QUOTED PASSAGE

******

Raju, whose Manchester-based company had quickly progressed from fabricating bespoke stainless steel and catering equipment for restaurant kitchens into design, project management and consultancy for all aspects of the hospitality industry, read of Gary’s plight and got in touch via @StickyWalnut.
Raju knew of a couple of sites Gary might be interested in. One of them was the former home of the popular independent restaurant Café jem&i on School Lane, not in Chorlton, but Didsbury.
Gary says: “Raj told me that he had supported Burnt Truffle and Hispi with crowdfunding pledges. I thought it was too good to be true, so I had his membership checked out. It was true! How great was that?”
However, there was a snag, remembers Raj: “Gary wasn’t very keen on the site. He didn’t like the look of it, particularly from the outside.”
Raju’s solution? He had the exterior painted British racing green.
“It looked awful, I hated it,” says Gary, “then I loved it. It was making a statement.”
KEEP IT SIMPLE
Raju’s design brief – insomuch as there was a brief at all – was to ‘keep it simple and let the food do the talking’.

******

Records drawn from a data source

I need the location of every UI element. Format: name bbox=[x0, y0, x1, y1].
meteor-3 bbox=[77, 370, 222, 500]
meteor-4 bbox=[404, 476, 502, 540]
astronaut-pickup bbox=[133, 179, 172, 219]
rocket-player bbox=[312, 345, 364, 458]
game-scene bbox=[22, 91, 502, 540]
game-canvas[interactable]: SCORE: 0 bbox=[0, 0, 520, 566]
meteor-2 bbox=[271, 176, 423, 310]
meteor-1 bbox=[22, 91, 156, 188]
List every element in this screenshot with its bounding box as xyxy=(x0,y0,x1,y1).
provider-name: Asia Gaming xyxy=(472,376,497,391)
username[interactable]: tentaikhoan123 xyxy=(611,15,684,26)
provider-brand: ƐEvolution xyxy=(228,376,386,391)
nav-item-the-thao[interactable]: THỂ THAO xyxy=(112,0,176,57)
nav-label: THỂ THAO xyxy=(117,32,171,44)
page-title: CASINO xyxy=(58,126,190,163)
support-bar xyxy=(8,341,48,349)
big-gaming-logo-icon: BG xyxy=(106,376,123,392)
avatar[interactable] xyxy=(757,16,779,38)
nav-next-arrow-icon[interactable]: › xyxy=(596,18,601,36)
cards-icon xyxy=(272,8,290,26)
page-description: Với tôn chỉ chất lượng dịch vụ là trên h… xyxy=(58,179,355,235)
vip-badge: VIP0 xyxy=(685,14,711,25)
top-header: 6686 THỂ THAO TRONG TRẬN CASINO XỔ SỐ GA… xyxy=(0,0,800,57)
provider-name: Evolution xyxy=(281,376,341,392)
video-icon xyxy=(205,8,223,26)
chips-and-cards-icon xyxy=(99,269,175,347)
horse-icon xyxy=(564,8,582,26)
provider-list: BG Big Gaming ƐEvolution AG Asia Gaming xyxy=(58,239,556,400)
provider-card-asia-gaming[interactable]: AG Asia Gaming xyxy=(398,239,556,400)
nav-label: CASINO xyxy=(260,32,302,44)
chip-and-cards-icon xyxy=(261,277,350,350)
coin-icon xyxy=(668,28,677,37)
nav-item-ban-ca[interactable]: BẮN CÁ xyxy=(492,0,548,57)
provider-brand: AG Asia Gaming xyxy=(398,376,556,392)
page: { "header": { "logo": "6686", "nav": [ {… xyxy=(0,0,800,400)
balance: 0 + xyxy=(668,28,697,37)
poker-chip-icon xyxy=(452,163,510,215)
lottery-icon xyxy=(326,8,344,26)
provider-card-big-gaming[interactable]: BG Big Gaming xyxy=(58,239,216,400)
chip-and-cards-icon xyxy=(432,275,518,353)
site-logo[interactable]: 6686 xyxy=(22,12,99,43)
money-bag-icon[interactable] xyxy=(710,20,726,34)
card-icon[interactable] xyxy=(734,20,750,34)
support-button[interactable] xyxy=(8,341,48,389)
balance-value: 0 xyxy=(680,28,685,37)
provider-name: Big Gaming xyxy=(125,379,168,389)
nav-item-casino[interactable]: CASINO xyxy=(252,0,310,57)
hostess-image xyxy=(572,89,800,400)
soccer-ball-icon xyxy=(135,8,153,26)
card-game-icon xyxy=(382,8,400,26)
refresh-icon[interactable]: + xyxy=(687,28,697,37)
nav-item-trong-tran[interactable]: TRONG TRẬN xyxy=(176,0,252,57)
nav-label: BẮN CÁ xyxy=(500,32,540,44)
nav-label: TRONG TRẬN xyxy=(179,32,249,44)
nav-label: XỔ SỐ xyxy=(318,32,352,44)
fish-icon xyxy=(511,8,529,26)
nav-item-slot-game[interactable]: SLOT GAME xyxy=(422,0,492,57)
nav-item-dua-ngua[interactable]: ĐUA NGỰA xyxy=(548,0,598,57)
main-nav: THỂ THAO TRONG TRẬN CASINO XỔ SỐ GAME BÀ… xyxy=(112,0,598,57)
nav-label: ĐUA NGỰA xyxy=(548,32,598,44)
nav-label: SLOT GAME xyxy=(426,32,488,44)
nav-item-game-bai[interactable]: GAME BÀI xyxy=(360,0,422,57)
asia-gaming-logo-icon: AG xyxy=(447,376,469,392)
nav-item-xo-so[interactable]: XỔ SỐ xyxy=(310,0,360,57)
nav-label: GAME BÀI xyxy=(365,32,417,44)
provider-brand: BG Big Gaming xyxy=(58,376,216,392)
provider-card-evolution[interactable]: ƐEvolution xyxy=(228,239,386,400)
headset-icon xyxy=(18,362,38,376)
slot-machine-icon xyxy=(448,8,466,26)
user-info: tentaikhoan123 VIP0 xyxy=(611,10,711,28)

******

Please reproduce the passage about Raju and Gary word for word, starting with "Raju, whose Manchester-based" and going on through "touch via @StickyWalnut.".

Raju, whose Manchester-based company had quickly progressed from fabricating bespoke stainless steel and catering equipment for restaurant kitchens into design, project management and consultancy for all aspects of the hospitality industry, read of Gary’s plight and got in touch via @StickyWalnut.